Stored data entries
--- Start ---

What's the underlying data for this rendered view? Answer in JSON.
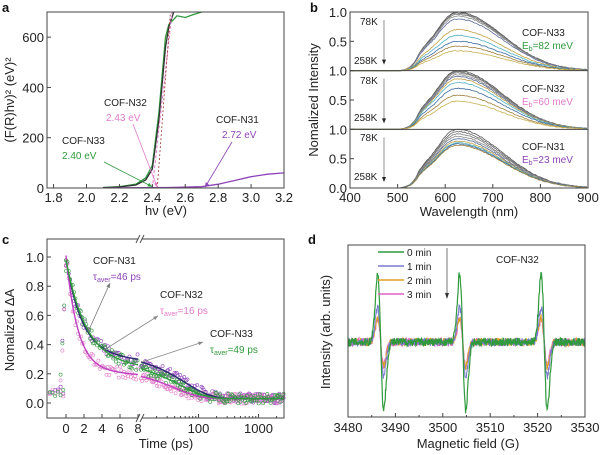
{
  "colors": {
    "green": "#2f9a3c",
    "purple": "#8e44b8",
    "pink": "#e27bcb",
    "navy": "#2b2a6e",
    "dark": "#333333"
  },
  "chart_data": [
    {
      "panel": "a",
      "type": "line",
      "xlabel": "hν (eV)",
      "ylabel": "(F(R)hν)² (eV)²",
      "xlim": [
        1.76,
        3.2
      ],
      "ylim": [
        0,
        700
      ],
      "xticks": [
        "1.8",
        "2.0",
        "2.2",
        "2.4",
        "2.6",
        "2.8",
        "3.0",
        "3.2"
      ],
      "yticks": [
        "0",
        "200",
        "400",
        "600"
      ],
      "series": [
        {
          "name": "COF-N33",
          "value": "2.40 eV",
          "points": [
            [
              2.1,
              2
            ],
            [
              2.2,
              5
            ],
            [
              2.3,
              15
            ],
            [
              2.36,
              40
            ],
            [
              2.4,
              90
            ],
            [
              2.44,
              300
            ],
            [
              2.48,
              600
            ],
            [
              2.5,
              650
            ],
            [
              2.55,
              685
            ],
            [
              2.6,
              678
            ],
            [
              2.65,
              690
            ],
            [
              2.7,
              700
            ]
          ]
        },
        {
          "name": "COF-N32",
          "value": "2.43 eV",
          "points": [
            [
              2.1,
              1
            ],
            [
              2.2,
              4
            ],
            [
              2.3,
              12
            ],
            [
              2.36,
              32
            ],
            [
              2.4,
              75
            ],
            [
              2.44,
              270
            ],
            [
              2.48,
              560
            ],
            [
              2.5,
              640
            ],
            [
              2.53,
              700
            ]
          ]
        },
        {
          "name": "COF-N31",
          "value": "2.72 eV",
          "points": [
            [
              2.1,
              0
            ],
            [
              2.5,
              2
            ],
            [
              2.7,
              5
            ],
            [
              2.8,
              15
            ],
            [
              2.9,
              30
            ],
            [
              3.0,
              45
            ],
            [
              3.1,
              55
            ],
            [
              3.2,
              60
            ]
          ]
        }
      ]
    },
    {
      "panel": "b",
      "type": "line",
      "xlabel": "Wavelength (nm)",
      "ylabel": "Nomalized Intensity",
      "xlim": [
        400,
        900
      ],
      "ylim": [
        0,
        1.0
      ],
      "xticks": [
        "400",
        "500",
        "600",
        "700",
        "800",
        "900"
      ],
      "yticks_top": [
        "0.5",
        "1.0"
      ],
      "yticks_mid": [
        "0.5",
        "1.0"
      ],
      "yticks_bot": [
        "0.0",
        "0.5",
        "1.0"
      ],
      "temp_high": "78K",
      "temp_low": "258K",
      "subpanels": [
        {
          "name": "COF-N33",
          "eb_sym": "E",
          "eb_sub": "b",
          "eb_val": "=82 meV",
          "peak_amplitudes": [
            1.0,
            0.98,
            0.96,
            0.93,
            0.88,
            0.7,
            0.6,
            0.5,
            0.42,
            0.34
          ]
        },
        {
          "name": "COF-N32",
          "eb_sym": "E",
          "eb_sub": "b",
          "eb_val": "=60 meV",
          "peak_amplitudes": [
            1.0,
            0.98,
            0.96,
            0.93,
            0.9,
            0.86,
            0.8,
            0.7,
            0.58,
            0.48
          ]
        },
        {
          "name": "COF-N31",
          "eb_sym": "E",
          "eb_sub": "b",
          "eb_val": "=23 meV",
          "peak_amplitudes": [
            1.0,
            0.96,
            0.92,
            0.88,
            0.84,
            0.8,
            0.77,
            0.75,
            0.73
          ]
        }
      ]
    },
    {
      "panel": "c",
      "type": "scatter",
      "xlabel": "Time (ps)",
      "ylabel": "Nomalized ΔA",
      "xscale": "linear to 8 ps, then log (broken axis)",
      "ylim": [
        -0.1,
        1.12
      ],
      "xticks": [
        "0",
        "2",
        "4",
        "6",
        "8",
        "100",
        "1000"
      ],
      "yticks": [
        "0.0",
        "0.2",
        "0.4",
        "0.6",
        "0.8",
        "1.0"
      ],
      "series": [
        {
          "name": "COF-N31",
          "tau_sym": "τ",
          "tau_sub": "aver",
          "tau_val": "=46 ps"
        },
        {
          "name": "COF-N32",
          "tau_sym": "τ",
          "tau_sub": "aver",
          "tau_val": "=16 ps"
        },
        {
          "name": "COF-N33",
          "tau_sym": "τ",
          "tau_sub": "aver",
          "tau_val": "=49 ps"
        }
      ]
    },
    {
      "panel": "d",
      "type": "line",
      "title": "COF-N32",
      "xlabel": "Magnetic field (G)",
      "ylabel": "Intensity (arb. units)",
      "xlim": [
        3480,
        3530
      ],
      "xticks": [
        "3480",
        "3490",
        "3500",
        "3510",
        "3520",
        "3530"
      ],
      "line_centers_G": [
        3486.9,
        3504.2,
        3521.4
      ],
      "legend": [
        {
          "name": "0 min",
          "relative_intensity": 1.0
        },
        {
          "name": "1 min",
          "relative_intensity": 0.5
        },
        {
          "name": "2 min",
          "relative_intensity": 0.36
        },
        {
          "name": "3 min",
          "relative_intensity": 0.33
        }
      ],
      "legend_placement": "top-left"
    }
  ],
  "panel_labels": [
    "a",
    "b",
    "c",
    "d"
  ]
}
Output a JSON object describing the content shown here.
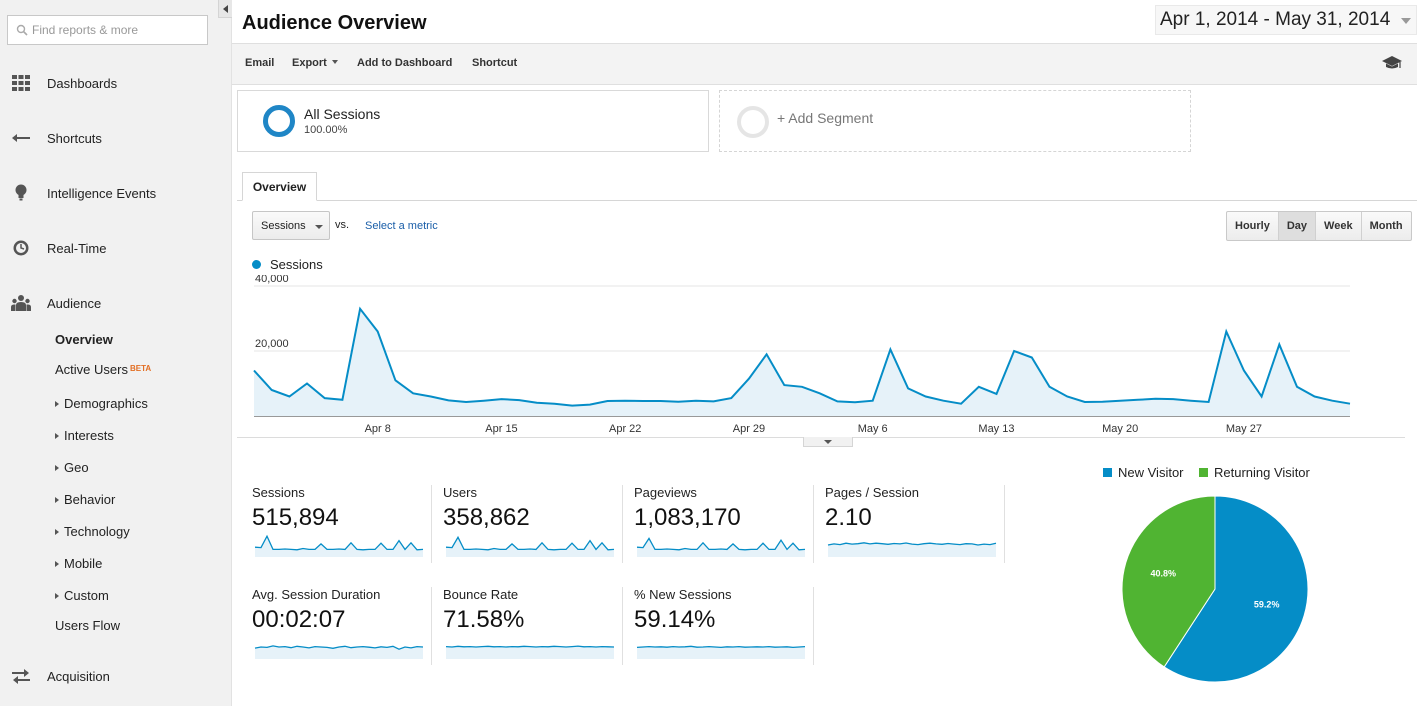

--- End ---

What you need to do:
Leave the pictures out and copy the rest of the data exactly.

Reply:
What's the underlying data for this rendered view? Answer in JSON.
{
  "colors": {
    "green": "#2f9a3c",
    "purple": "#8e44b8",
    "pink": "#e27bcb",
    "navy": "#2b2a6e",
    "dark": "#333333"
  },
  "chart_data": [
    {
      "panel": "a",
      "type": "line",
      "xlabel": "hν (eV)",
      "ylabel": "(F(R)hν)² (eV)²",
      "xlim": [
        1.76,
        3.2
      ],
      "ylim": [
        0,
        700
      ],
      "xticks": [
        "1.8",
        "2.0",
        "2.2",
        "2.4",
        "2.6",
        "2.8",
        "3.0",
        "3.2"
      ],
      "yticks": [
        "0",
        "200",
        "400",
        "600"
      ],
      "series": [
        {
          "name": "COF-N33",
          "value": "2.40 eV",
          "points": [
            [
              2.1,
              2
            ],
            [
              2.2,
              5
            ],
            [
              2.3,
              15
            ],
            [
              2.36,
              40
            ],
            [
              2.4,
              90
            ],
            [
              2.44,
              300
            ],
            [
              2.48,
              600
            ],
            [
              2.5,
              650
            ],
            [
              2.55,
              685
            ],
            [
              2.6,
              678
            ],
            [
              2.65,
              690
            ],
            [
              2.7,
              700
            ]
          ]
        },
        {
          "name": "COF-N32",
          "value": "2.43 eV",
          "points": [
            [
              2.1,
              1
            ],
            [
              2.2,
              4
            ],
            [
              2.3,
              12
            ],
            [
              2.36,
              32
            ],
            [
              2.4,
              75
            ],
            [
              2.44,
              270
            ],
            [
              2.48,
              560
            ],
            [
              2.5,
              640
            ],
            [
              2.53,
              700
            ]
          ]
        },
        {
          "name": "COF-N31",
          "value": "2.72 eV",
          "points": [
            [
              2.1,
              0
            ],
            [
              2.5,
              2
            ],
            [
              2.7,
              5
            ],
            [
              2.8,
              15
            ],
            [
              2.9,
              30
            ],
            [
              3.0,
              45
            ],
            [
              3.1,
              55
            ],
            [
              3.2,
              60
            ]
          ]
        }
      ]
    },
    {
      "panel": "b",
      "type": "line",
      "xlabel": "Wavelength (nm)",
      "ylabel": "Nomalized Intensity",
      "xlim": [
        400,
        900
      ],
      "ylim": [
        0,
        1.0
      ],
      "xticks": [
        "400",
        "500",
        "600",
        "700",
        "800",
        "900"
      ],
      "yticks_top": [
        "0.5",
        "1.0"
      ],
      "yticks_mid": [
        "0.5",
        "1.0"
      ],
      "yticks_bot": [
        "0.0",
        "0.5",
        "1.0"
      ],
      "temp_high": "78K",
      "temp_low": "258K",
      "subpanels": [
        {
          "name": "COF-N33",
          "eb_sym": "E",
          "eb_sub": "b",
          "eb_val": "=82 meV",
          "peak_amplitudes": [
            1.0,
            0.98,
            0.96,
            0.93,
            0.88,
            0.7,
            0.6,
            0.5,
            0.42,
            0.34
          ]
        },
        {
          "name": "COF-N32",
          "eb_sym": "E",
          "eb_sub": "b",
          "eb_val": "=60 meV",
          "peak_amplitudes": [
            1.0,
            0.98,
            0.96,
            0.93,
            0.9,
            0.86,
            0.8,
            0.7,
            0.58,
            0.48
          ]
        },
        {
          "name": "COF-N31",
          "eb_sym": "E",
          "eb_sub": "b",
          "eb_val": "=23 meV",
          "peak_amplitudes": [
            1.0,
            0.96,
            0.92,
            0.88,
            0.84,
            0.8,
            0.77,
            0.75,
            0.73
          ]
        }
      ]
    },
    {
      "panel": "c",
      "type": "scatter",
      "xlabel": "Time (ps)",
      "ylabel": "Nomalized ΔA",
      "xscale": "linear to 8 ps, then log (broken axis)",
      "ylim": [
        -0.1,
        1.12
      ],
      "xticks": [
        "0",
        "2",
        "4",
        "6",
        "8",
        "100",
        "1000"
      ],
      "yticks": [
        "0.0",
        "0.2",
        "0.4",
        "0.6",
        "0.8",
        "1.0"
      ],
      "series": [
        {
          "name": "COF-N31",
          "tau_sym": "τ",
          "tau_sub": "aver",
          "tau_val": "=46 ps"
        },
        {
          "name": "COF-N32",
          "tau_sym": "τ",
          "tau_sub": "aver",
          "tau_val": "=16 ps"
        },
        {
          "name": "COF-N33",
          "tau_sym": "τ",
          "tau_sub": "aver",
          "tau_val": "=49 ps"
        }
      ]
    },
    {
      "panel": "d",
      "type": "line",
      "title": "COF-N32",
      "xlabel": "Magnetic field (G)",
      "ylabel": "Intensity (arb. units)",
      "xlim": [
        3480,
        3530
      ],
      "xticks": [
        "3480",
        "3490",
        "3500",
        "3510",
        "3520",
        "3530"
      ],
      "line_centers_G": [
        3486.9,
        3504.2,
        3521.4
      ],
      "legend": [
        {
          "name": "0 min",
          "relative_intensity": 1.0
        },
        {
          "name": "1 min",
          "relative_intensity": 0.5
        },
        {
          "name": "2 min",
          "relative_intensity": 0.36
        },
        {
          "name": "3 min",
          "relative_intensity": 0.33
        }
      ],
      "legend_placement": "top-left"
    }
  ],
  "panel_labels": [
    "a",
    "b",
    "c",
    "d"
  ]
}
Output a JSON object describing the content shown here.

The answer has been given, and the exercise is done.